(WHAT NEEDS TO BE DONE):
All records should be reproduced verbatim.

-- Begin MATERIAL --

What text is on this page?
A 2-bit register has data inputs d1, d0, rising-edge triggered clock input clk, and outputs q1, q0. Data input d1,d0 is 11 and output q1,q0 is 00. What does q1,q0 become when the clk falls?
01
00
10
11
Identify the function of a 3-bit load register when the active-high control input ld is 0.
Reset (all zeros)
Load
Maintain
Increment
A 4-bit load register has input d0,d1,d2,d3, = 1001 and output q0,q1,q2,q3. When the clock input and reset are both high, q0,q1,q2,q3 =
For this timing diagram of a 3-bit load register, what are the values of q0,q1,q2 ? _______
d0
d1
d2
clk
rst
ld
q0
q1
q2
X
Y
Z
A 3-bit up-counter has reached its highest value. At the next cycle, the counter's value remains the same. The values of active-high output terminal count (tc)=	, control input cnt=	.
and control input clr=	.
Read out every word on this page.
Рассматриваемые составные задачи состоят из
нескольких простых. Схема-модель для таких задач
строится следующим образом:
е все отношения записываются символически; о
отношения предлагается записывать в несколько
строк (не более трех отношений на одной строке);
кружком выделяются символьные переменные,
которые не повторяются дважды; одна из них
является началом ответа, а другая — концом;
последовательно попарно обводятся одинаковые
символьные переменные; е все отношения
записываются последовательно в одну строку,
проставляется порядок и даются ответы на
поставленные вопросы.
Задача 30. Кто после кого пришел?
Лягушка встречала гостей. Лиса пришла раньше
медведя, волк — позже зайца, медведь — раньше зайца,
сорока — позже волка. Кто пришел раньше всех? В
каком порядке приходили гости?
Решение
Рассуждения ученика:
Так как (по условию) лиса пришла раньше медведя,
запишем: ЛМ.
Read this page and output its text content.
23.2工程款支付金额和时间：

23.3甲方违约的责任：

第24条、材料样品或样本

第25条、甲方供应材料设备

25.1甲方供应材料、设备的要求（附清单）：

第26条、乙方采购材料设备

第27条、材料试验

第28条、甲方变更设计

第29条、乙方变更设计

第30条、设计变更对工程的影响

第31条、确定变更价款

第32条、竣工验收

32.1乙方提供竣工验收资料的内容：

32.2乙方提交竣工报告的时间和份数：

-- End MATERIAL --

(COMPLETE ANSWER):
What text is on this page?
A 2-bit register has data inputs d1, d0, rising-edge triggered clock input clk, and outputs q1, q0. Data input d1,d0 is 11 and output q1,q0 is 00. What does q1,q0 become when the clk falls?
01
00
10
11
Identify the function of a 3-bit load register when the active-high control input ld is 0.
Reset (all zeros)
Load
Maintain
Increment
A 4-bit load register has input d0,d1,d2,d3, = 1001 and output q0,q1,q2,q3. When the clock input and reset are both high, q0,q1,q2,q3 =
For this timing diagram of a 3-bit load register, what are the values of q0,q1,q2 ? _______
d0
d1
d2
clk
rst
ld
q0
q1
q2
X
Y
Z
A 3-bit up-counter has reached its highest value. At the next cycle, the counter's value remains the same. The values of active-high output terminal count (tc)=	, control input cnt=	.
and control input clr=	.
Read out every word on this page.
Рассматриваемые составные задачи состоят из
нескольких простых. Схема-модель для таких задач
строится следующим образом:
е все отношения записываются символически; о
отношения предлагается записывать в несколько
строк (не более трех отношений на одной строке);
кружком выделяются символьные переменные,
которые не повторяются дважды; одна из них
является началом ответа, а другая — концом;
последовательно попарно обводятся одинаковые
символьные переменные; е все отношения
записываются последовательно в одну строку,
проставляется порядок и даются ответы на
поставленные вопросы.
Задача 30. Кто после кого пришел?
Лягушка встречала гостей. Лиса пришла раньше
медведя, волк — позже зайца, медведь — раньше зайца,
сорока — позже волка. Кто пришел раньше всех? В
каком порядке приходили гости?
Решение
Рассуждения ученика:
Так как (по условию) лиса пришла раньше медведя,
запишем: ЛМ.
Read this page and output its text content.
23.2工程款支付金额和时间：

23.3甲方违约的责任：

第24条、材料样品或样本

第25条、甲方供应材料设备

25.1甲方供应材料、设备的要求（附清单）：

第26条、乙方采购材料设备

第27条、材料试验

第28条、甲方变更设计

第29条、乙方变更设计

第30条、设计变更对工程的影响

第31条、确定变更价款

第32条、竣工验收

32.1乙方提供竣工验收资料的内容：

32.2乙方提交竣工报告的时间和份数：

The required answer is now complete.